** BEGIN Supplied data **
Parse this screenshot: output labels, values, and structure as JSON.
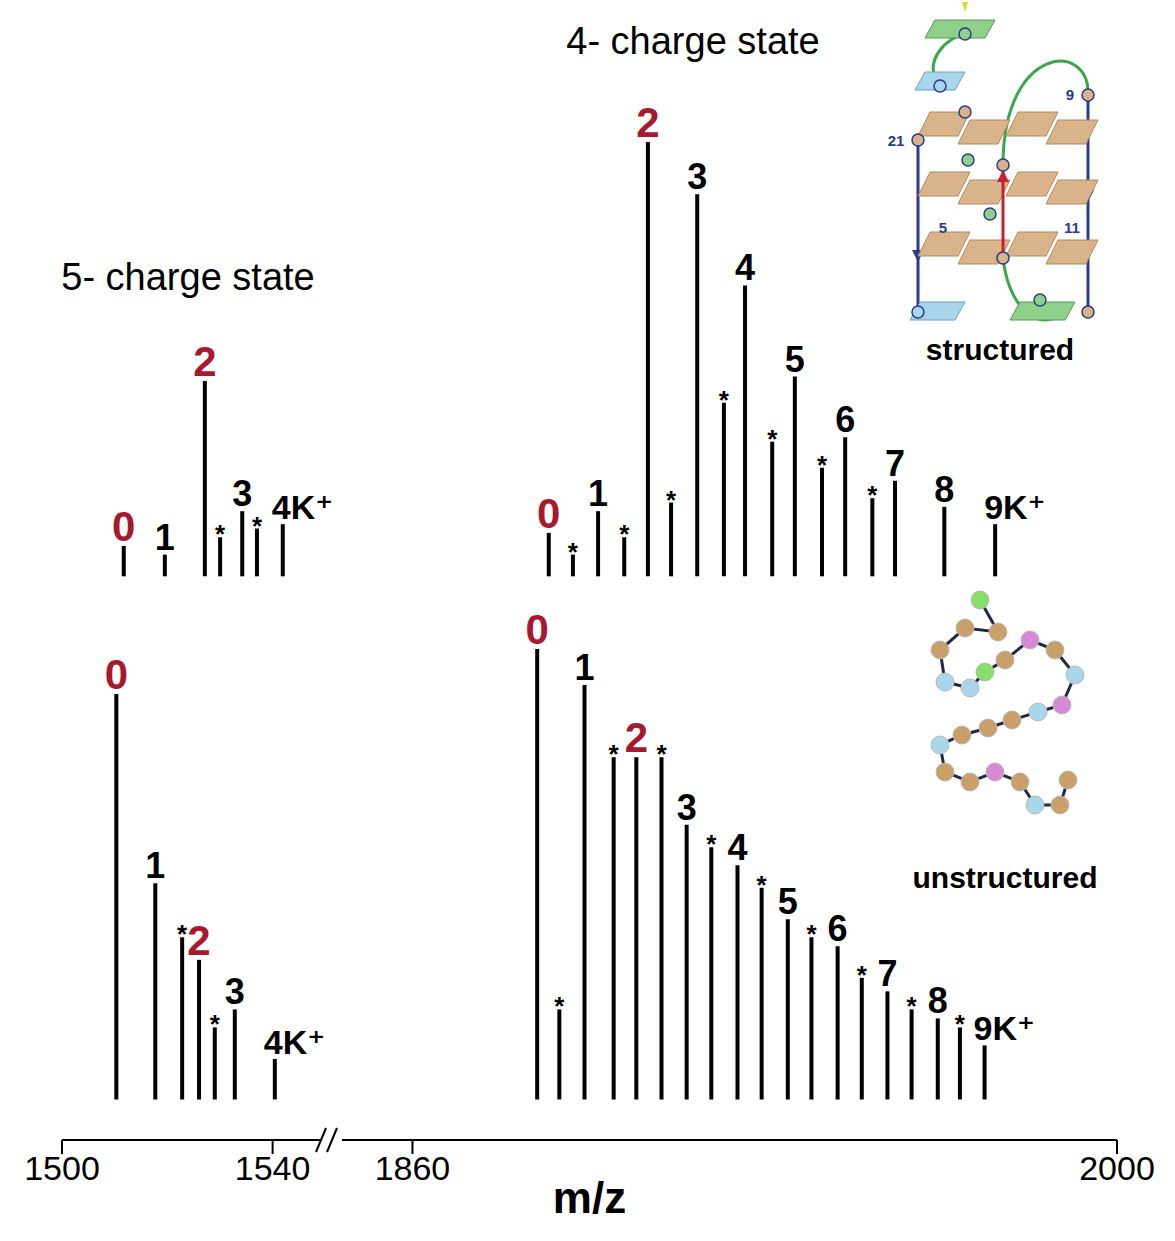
{
  "chart_data": [
    {
      "type": "bar",
      "color": "#000000",
      "ylim": [
        -2,
        112
      ],
      "tick_labels": false,
      "segments": [
        {
          "annotation": "5- charge state",
          "xlim": [
            1500,
            1549
          ],
          "x": [
            1511.8,
            1519.6,
            1527.2,
            1530.1,
            1534.3,
            1537.1,
            1542.0
          ],
          "values": [
            7,
            5,
            45,
            9,
            15,
            11,
            12
          ],
          "annotations": [
            {
              "text": "0",
              "color": "#a6192e"
            },
            {
              "text": "1",
              "color": "#000000"
            },
            {
              "text": "2",
              "color": "#a6192e"
            },
            {
              "text": "*",
              "color": "#000000"
            },
            {
              "text": "3",
              "color": "#000000"
            },
            {
              "text": "*",
              "color": "#000000"
            },
            {
              "text": "4K⁺",
              "color": "#000000"
            }
          ]
        },
        {
          "annotation": "4- charge state",
          "xlim": [
            1846,
            2000
          ],
          "x": [
            1887.0,
            1891.8,
            1896.8,
            1902.0,
            1906.7,
            1911.3,
            1916.5,
            1921.8,
            1926.0,
            1931.4,
            1935.9,
            1941.3,
            1945.9,
            1951.3,
            1955.8,
            1965.6,
            1975.7
          ],
          "values": [
            10,
            5,
            15,
            9,
            100,
            17,
            88,
            40,
            67,
            31,
            46,
            25,
            32,
            18,
            22,
            16,
            12
          ],
          "annotations": [
            {
              "text": "0",
              "color": "#a6192e"
            },
            {
              "text": "*",
              "color": "#000000"
            },
            {
              "text": "1",
              "color": "#000000"
            },
            {
              "text": "*",
              "color": "#000000"
            },
            {
              "text": "2",
              "color": "#a6192e"
            },
            {
              "text": "*",
              "color": "#000000"
            },
            {
              "text": "3",
              "color": "#000000"
            },
            {
              "text": "*",
              "color": "#000000"
            },
            {
              "text": "4",
              "color": "#000000"
            },
            {
              "text": "*",
              "color": "#000000"
            },
            {
              "text": "5",
              "color": "#000000"
            },
            {
              "text": "*",
              "color": "#000000"
            },
            {
              "text": "6",
              "color": "#000000"
            },
            {
              "text": "*",
              "color": "#000000"
            },
            {
              "text": "7",
              "color": "#000000"
            },
            {
              "text": "8",
              "color": "#000000"
            },
            {
              "text": "9K⁺",
              "color": "#000000"
            }
          ]
        }
      ],
      "inset": {
        "caption": "structured",
        "labels": [
          "9",
          "21",
          "5",
          "11"
        ]
      }
    },
    {
      "type": "bar",
      "color": "#000000",
      "ylim": [
        -9,
        112
      ],
      "tick_labels": "x",
      "xlabel": "m/z",
      "segments": [
        {
          "xlim": [
            1500,
            1549
          ],
          "xticks": [
            1500,
            1540
          ],
          "x": [
            1510.3,
            1517.7,
            1522.8,
            1526.0,
            1529.0,
            1532.8,
            1540.4
          ],
          "values": [
            90,
            48,
            36,
            31,
            16,
            20,
            9
          ],
          "annotations": [
            {
              "text": "0",
              "color": "#a6192e"
            },
            {
              "text": "1",
              "color": "#000000"
            },
            {
              "text": "*",
              "color": "#000000"
            },
            {
              "text": "2",
              "color": "#a6192e"
            },
            {
              "text": "*",
              "color": "#000000"
            },
            {
              "text": "3",
              "color": "#000000"
            },
            {
              "text": "4K⁺",
              "color": "#000000"
            }
          ]
        },
        {
          "xlim": [
            1846,
            2000
          ],
          "xticks": [
            1860,
            2000
          ],
          "x": [
            1884.8,
            1889.2,
            1894.2,
            1900.0,
            1904.5,
            1909.5,
            1914.5,
            1919.4,
            1924.6,
            1929.4,
            1934.6,
            1939.3,
            1944.5,
            1949.3,
            1954.4,
            1959.2,
            1964.4,
            1968.8,
            1973.7
          ],
          "values": [
            100,
            20,
            92,
            76,
            76,
            76,
            61,
            56,
            52,
            47,
            40,
            36,
            34,
            27,
            24,
            20,
            18,
            16,
            12
          ],
          "annotations": [
            {
              "text": "0",
              "color": "#a6192e"
            },
            {
              "text": "*",
              "color": "#000000"
            },
            {
              "text": "1",
              "color": "#000000"
            },
            {
              "text": "*",
              "color": "#000000"
            },
            {
              "text": "2",
              "color": "#a6192e"
            },
            {
              "text": "*",
              "color": "#000000"
            },
            {
              "text": "3",
              "color": "#000000"
            },
            {
              "text": "*",
              "color": "#000000"
            },
            {
              "text": "4",
              "color": "#000000"
            },
            {
              "text": "*",
              "color": "#000000"
            },
            {
              "text": "5",
              "color": "#000000"
            },
            {
              "text": "*",
              "color": "#000000"
            },
            {
              "text": "6",
              "color": "#000000"
            },
            {
              "text": "*",
              "color": "#000000"
            },
            {
              "text": "7",
              "color": "#000000"
            },
            {
              "text": "*",
              "color": "#000000"
            },
            {
              "text": "8",
              "color": "#000000"
            },
            {
              "text": "*",
              "color": "#000000"
            },
            {
              "text": "9K⁺",
              "color": "#000000"
            }
          ]
        }
      ],
      "inset": {
        "caption": "unstructured"
      }
    }
  ]
}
** END Supplied data **
• **Your objective**:
Return every line from the records above that holds the word "caption".

• **Final answer**:
        "caption": "structured",
        "caption": "unstructured"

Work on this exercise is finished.